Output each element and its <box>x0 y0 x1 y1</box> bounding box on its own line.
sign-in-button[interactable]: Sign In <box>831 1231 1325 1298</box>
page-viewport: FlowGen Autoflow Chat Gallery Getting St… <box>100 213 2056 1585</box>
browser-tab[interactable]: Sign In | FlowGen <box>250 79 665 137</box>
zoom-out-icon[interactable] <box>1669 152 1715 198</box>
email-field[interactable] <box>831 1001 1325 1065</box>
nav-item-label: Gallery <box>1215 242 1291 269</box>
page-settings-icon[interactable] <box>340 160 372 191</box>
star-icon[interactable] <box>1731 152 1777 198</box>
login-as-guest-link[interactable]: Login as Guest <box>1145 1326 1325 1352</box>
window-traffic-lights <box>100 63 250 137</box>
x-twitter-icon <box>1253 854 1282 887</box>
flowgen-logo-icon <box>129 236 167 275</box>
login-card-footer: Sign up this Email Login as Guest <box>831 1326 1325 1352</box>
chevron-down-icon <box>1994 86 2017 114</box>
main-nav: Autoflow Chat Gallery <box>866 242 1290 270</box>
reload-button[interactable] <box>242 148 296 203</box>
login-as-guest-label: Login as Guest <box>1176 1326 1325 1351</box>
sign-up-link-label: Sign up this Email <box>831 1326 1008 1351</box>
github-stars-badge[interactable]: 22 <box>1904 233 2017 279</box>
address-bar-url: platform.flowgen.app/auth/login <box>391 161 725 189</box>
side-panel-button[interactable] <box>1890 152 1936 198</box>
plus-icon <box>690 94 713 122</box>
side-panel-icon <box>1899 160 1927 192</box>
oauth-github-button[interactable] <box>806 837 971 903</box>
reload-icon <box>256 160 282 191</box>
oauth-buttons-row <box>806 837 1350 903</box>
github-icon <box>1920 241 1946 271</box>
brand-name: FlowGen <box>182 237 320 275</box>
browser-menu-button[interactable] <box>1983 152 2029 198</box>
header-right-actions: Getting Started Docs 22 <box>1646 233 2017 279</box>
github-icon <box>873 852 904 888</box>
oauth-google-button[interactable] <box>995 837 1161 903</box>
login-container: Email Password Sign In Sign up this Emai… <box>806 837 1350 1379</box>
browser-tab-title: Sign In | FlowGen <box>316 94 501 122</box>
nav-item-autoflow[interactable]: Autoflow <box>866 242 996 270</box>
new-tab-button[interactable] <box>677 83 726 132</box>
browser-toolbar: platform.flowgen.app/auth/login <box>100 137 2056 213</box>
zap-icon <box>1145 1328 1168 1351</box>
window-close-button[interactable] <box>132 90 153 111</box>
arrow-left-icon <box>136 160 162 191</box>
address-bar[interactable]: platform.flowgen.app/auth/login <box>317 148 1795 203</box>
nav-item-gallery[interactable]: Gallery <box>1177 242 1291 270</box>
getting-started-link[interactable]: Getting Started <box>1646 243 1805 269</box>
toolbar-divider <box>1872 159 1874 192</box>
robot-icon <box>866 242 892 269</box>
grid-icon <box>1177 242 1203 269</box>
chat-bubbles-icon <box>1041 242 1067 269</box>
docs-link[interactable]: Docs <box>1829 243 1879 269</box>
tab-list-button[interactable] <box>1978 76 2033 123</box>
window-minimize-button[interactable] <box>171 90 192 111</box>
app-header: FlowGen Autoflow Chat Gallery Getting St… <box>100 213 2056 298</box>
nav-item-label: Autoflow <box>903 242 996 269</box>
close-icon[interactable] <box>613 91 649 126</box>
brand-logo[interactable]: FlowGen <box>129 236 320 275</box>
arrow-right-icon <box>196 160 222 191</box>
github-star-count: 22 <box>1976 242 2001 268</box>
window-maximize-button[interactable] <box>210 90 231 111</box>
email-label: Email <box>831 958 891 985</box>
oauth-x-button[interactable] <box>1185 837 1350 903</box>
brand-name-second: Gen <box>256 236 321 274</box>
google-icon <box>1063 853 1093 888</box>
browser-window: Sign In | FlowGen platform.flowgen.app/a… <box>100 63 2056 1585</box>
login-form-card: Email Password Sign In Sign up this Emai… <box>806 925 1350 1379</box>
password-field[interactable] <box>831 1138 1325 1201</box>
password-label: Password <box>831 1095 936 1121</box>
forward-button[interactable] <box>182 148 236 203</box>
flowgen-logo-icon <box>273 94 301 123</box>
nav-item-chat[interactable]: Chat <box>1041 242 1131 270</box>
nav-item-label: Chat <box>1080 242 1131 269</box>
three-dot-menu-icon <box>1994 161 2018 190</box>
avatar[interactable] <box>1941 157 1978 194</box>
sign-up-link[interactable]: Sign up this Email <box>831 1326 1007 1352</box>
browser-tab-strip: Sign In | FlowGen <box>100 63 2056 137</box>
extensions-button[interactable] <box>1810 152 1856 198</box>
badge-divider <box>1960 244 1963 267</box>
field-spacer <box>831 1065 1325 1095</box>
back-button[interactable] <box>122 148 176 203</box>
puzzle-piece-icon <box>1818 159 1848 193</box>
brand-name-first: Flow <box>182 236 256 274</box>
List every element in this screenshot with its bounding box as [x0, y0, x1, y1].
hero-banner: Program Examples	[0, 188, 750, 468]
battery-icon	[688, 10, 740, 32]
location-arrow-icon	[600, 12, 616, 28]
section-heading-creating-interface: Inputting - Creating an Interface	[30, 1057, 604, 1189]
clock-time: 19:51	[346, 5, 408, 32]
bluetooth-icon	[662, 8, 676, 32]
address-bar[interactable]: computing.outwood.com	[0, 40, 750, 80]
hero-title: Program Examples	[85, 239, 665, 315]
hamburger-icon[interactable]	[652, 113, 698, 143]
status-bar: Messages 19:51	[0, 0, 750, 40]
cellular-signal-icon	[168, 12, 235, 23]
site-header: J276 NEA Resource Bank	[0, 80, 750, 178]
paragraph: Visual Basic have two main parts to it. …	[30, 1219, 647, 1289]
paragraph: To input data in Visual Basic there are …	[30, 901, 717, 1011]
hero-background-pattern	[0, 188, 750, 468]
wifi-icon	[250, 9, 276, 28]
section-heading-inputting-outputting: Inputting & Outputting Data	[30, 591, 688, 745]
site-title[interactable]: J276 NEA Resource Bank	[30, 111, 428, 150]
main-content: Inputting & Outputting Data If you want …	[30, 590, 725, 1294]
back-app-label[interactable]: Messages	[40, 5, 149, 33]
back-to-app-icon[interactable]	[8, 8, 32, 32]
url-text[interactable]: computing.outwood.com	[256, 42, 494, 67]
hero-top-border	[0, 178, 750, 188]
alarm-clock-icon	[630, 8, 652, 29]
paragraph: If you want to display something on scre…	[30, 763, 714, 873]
○ ○ ○ ○
EXERCISE DETAILS: Please filter the records above, keeping only the lines that contain the string "bounding", and copy each of them out.

SOLVED PROBLEM:
Output each element and its <box>x0 y0 x1 y1</box> bounding box on its own line.
List every element in this screenshot with its bounding box as [x0, y0, x1, y1].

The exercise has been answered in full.